● WHAT TO WORK ON
All entries below are to be set down again, identical to the source.

(Stored data entries)
_ _ _ _ _

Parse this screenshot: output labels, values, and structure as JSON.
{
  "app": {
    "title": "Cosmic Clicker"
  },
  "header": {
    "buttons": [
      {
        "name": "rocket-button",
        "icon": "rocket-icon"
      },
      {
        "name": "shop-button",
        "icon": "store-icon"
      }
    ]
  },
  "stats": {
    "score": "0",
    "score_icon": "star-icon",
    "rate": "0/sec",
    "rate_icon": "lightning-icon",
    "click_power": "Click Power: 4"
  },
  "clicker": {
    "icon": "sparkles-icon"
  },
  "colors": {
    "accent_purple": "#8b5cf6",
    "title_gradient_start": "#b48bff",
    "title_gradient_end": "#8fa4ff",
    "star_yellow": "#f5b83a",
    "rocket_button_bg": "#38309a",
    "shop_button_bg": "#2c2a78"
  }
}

_ _ _ _ _

● SOLVED PROBLEM
Parse this screenshot: output labels, values, and structure as JSON.
{
  "app": {
    "title": "Cosmic Clicker"
  },
  "header": {
    "buttons": [
      {
        "name": "rocket-button",
        "icon": "rocket-icon"
      },
      {
        "name": "shop-button",
        "icon": "store-icon"
      }
    ]
  },
  "stats": {
    "score": "0",
    "score_icon": "star-icon",
    "rate": "0/sec",
    "rate_icon": "lightning-icon",
    "click_power": "Click Power: 4"
  },
  "clicker": {
    "icon": "sparkles-icon"
  },
  "colors": {
    "accent_purple": "#8b5cf6",
    "title_gradient_start": "#b48bff",
    "title_gradient_end": "#8fa4ff",
    "star_yellow": "#f5b83a",
    "rocket_button_bg": "#38309a",
    "shop_button_bg": "#2c2a78"
  }
}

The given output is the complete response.